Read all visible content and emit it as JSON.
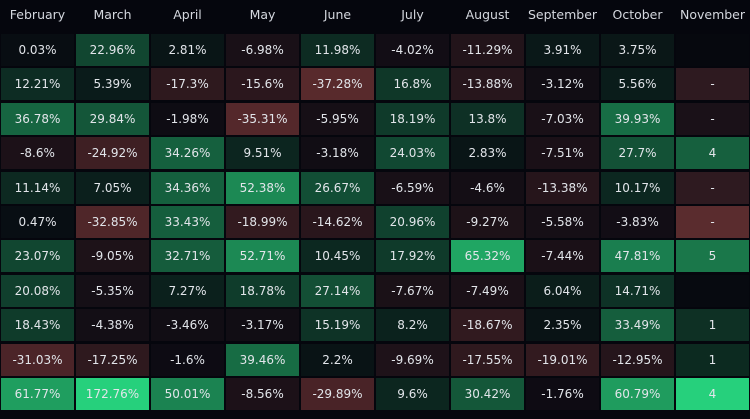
{
  "columns": [
    "February",
    "March",
    "April",
    "May",
    "June",
    "July",
    "August",
    "September",
    "October",
    "November"
  ],
  "rows": [
    [
      "0.03%",
      "22.96%",
      "2.81%",
      "-6.98%",
      "11.98%",
      "-4.02%",
      "-11.29%",
      "3.91%",
      "3.75%",
      ""
    ],
    [
      "12.21%",
      "5.39%",
      "-17.3%",
      "-15.6%",
      "-37.28%",
      "16.8%",
      "-13.88%",
      "-3.12%",
      "5.56%",
      "-"
    ],
    [
      "36.78%",
      "29.84%",
      "-1.98%",
      "-35.31%",
      "-5.95%",
      "18.19%",
      "13.8%",
      "-7.03%",
      "39.93%",
      "-"
    ],
    [
      "-8.6%",
      "-24.92%",
      "34.26%",
      "9.51%",
      "-3.18%",
      "24.03%",
      "2.83%",
      "-7.51%",
      "27.7%",
      "4"
    ],
    [
      "11.14%",
      "7.05%",
      "34.36%",
      "52.38%",
      "26.67%",
      "-6.59%",
      "-4.6%",
      "-13.38%",
      "10.17%",
      "-"
    ],
    [
      "0.47%",
      "-32.85%",
      "33.43%",
      "-18.99%",
      "-14.62%",
      "20.96%",
      "-9.27%",
      "-5.58%",
      "-3.83%",
      "-"
    ],
    [
      "23.07%",
      "-9.05%",
      "32.71%",
      "52.71%",
      "10.45%",
      "17.92%",
      "65.32%",
      "-7.44%",
      "47.81%",
      "5"
    ],
    [
      "20.08%",
      "-5.35%",
      "7.27%",
      "18.78%",
      "27.14%",
      "-7.67%",
      "-7.49%",
      "6.04%",
      "14.71%",
      ""
    ],
    [
      "18.43%",
      "-4.38%",
      "-3.46%",
      "-3.17%",
      "15.19%",
      "8.2%",
      "-18.67%",
      "2.35%",
      "33.49%",
      "1"
    ],
    [
      "-31.03%",
      "-17.25%",
      "-1.6%",
      "39.46%",
      "2.2%",
      "-9.69%",
      "-17.55%",
      "-19.01%",
      "-12.95%",
      "1"
    ],
    [
      "61.77%",
      "172.76%",
      "50.01%",
      "-8.56%",
      "-29.89%",
      "9.6%",
      "30.42%",
      "-1.76%",
      "60.79%",
      "4"
    ]
  ],
  "november_colors": [
    "#06080e",
    "#2e1a20",
    "#1a1118",
    "#16603e",
    "#2e1a20",
    "#5a2c2e",
    "#1a774a",
    "#070a10",
    "#0e3024",
    "#0c2a20",
    "#26d07c"
  ],
  "colors": {
    "background": "#05060d",
    "neutral": "#090b12",
    "positive_max": "#26d07c",
    "negative_max": "#5e2c2e"
  }
}
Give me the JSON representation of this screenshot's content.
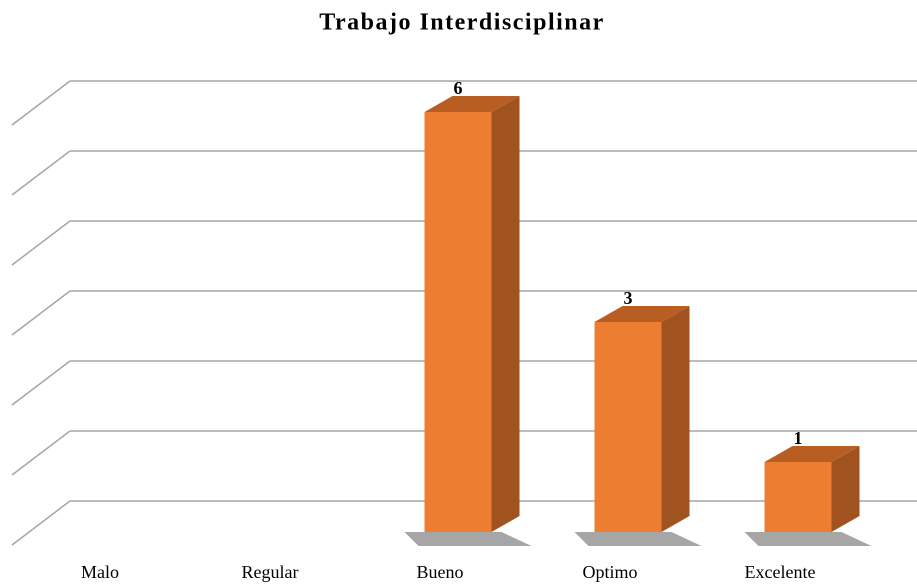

## [Goal of the exercise]
Out of the material above, gather each line where "content" appears.

## [Result for this task]
Read all visible content and emit it as JSON.
Give me the JSON representation of this screenshot's content.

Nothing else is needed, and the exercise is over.